RAW DATA
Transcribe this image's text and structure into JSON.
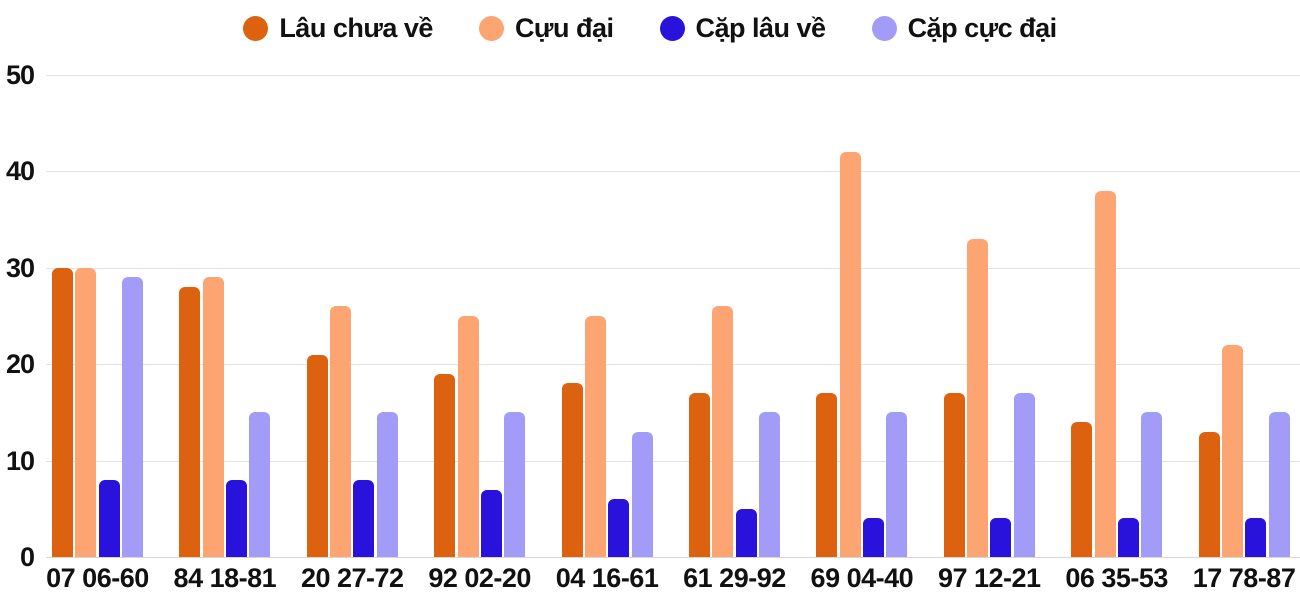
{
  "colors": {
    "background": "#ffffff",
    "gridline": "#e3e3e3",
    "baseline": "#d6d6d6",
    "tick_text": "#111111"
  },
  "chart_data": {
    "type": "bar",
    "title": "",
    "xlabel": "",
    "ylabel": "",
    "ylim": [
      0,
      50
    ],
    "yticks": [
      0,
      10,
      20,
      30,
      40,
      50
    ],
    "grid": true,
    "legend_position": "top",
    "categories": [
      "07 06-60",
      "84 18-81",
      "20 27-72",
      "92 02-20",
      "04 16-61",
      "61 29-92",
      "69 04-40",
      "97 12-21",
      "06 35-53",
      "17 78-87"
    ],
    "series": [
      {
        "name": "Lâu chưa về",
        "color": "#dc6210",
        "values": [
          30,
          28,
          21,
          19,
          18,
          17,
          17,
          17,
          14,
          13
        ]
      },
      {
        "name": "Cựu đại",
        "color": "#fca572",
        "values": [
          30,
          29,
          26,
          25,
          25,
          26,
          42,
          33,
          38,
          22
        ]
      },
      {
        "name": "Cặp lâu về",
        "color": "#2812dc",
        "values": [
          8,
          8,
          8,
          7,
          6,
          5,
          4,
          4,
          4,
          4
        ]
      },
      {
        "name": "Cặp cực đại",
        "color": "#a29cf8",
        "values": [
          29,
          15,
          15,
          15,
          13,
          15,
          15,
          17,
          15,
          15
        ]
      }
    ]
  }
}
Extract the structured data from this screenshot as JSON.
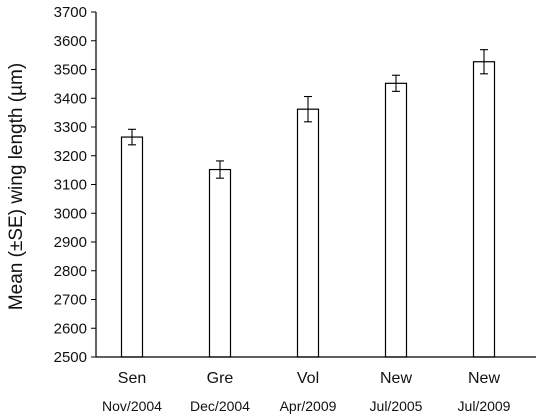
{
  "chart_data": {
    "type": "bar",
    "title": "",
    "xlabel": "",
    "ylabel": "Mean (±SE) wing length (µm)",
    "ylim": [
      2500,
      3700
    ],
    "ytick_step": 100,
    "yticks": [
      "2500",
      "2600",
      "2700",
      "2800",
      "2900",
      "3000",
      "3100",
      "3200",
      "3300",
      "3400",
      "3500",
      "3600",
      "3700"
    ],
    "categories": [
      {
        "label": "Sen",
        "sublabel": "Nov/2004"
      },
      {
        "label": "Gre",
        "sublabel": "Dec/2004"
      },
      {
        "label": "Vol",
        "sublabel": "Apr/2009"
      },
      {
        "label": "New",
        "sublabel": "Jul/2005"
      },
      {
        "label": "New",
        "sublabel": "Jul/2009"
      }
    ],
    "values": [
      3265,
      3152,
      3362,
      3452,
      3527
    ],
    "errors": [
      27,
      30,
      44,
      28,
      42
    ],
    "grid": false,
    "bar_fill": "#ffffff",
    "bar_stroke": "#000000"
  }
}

WRITTEN TASK
Write out the entries again, exactly as given, skipping any images.

FINISHED TASK
Transcribe this image's text and structure into JSON.
{
  "colors": {
    "background": "#ffffff",
    "gridline": "#e3e3e3",
    "baseline": "#d6d6d6",
    "tick_text": "#111111"
  },
  "chart_data": {
    "type": "bar",
    "title": "",
    "xlabel": "",
    "ylabel": "",
    "ylim": [
      0,
      50
    ],
    "yticks": [
      0,
      10,
      20,
      30,
      40,
      50
    ],
    "grid": true,
    "legend_position": "top",
    "categories": [
      "07 06-60",
      "84 18-81",
      "20 27-72",
      "92 02-20",
      "04 16-61",
      "61 29-92",
      "69 04-40",
      "97 12-21",
      "06 35-53",
      "17 78-87"
    ],
    "series": [
      {
        "name": "Lâu chưa về",
        "color": "#dc6210",
        "values": [
          30,
          28,
          21,
          19,
          18,
          17,
          17,
          17,
          14,
          13
        ]
      },
      {
        "name": "Cựu đại",
        "color": "#fca572",
        "values": [
          30,
          29,
          26,
          25,
          25,
          26,
          42,
          33,
          38,
          22
        ]
      },
      {
        "name": "Cặp lâu về",
        "color": "#2812dc",
        "values": [
          8,
          8,
          8,
          7,
          6,
          5,
          4,
          4,
          4,
          4
        ]
      },
      {
        "name": "Cặp cực đại",
        "color": "#a29cf8",
        "values": [
          29,
          15,
          15,
          15,
          13,
          15,
          15,
          17,
          15,
          15
        ]
      }
    ]
  }
}
Extract the structured data from this screenshot as JSON.
{
  "chart_data": {
    "type": "bar",
    "title": "",
    "xlabel": "",
    "ylabel": "Mean (±SE) wing length (µm)",
    "ylim": [
      2500,
      3700
    ],
    "ytick_step": 100,
    "yticks": [
      "2500",
      "2600",
      "2700",
      "2800",
      "2900",
      "3000",
      "3100",
      "3200",
      "3300",
      "3400",
      "3500",
      "3600",
      "3700"
    ],
    "categories": [
      {
        "label": "Sen",
        "sublabel": "Nov/2004"
      },
      {
        "label": "Gre",
        "sublabel": "Dec/2004"
      },
      {
        "label": "Vol",
        "sublabel": "Apr/2009"
      },
      {
        "label": "New",
        "sublabel": "Jul/2005"
      },
      {
        "label": "New",
        "sublabel": "Jul/2009"
      }
    ],
    "values": [
      3265,
      3152,
      3362,
      3452,
      3527
    ],
    "errors": [
      27,
      30,
      44,
      28,
      42
    ],
    "grid": false,
    "bar_fill": "#ffffff",
    "bar_stroke": "#000000"
  }
}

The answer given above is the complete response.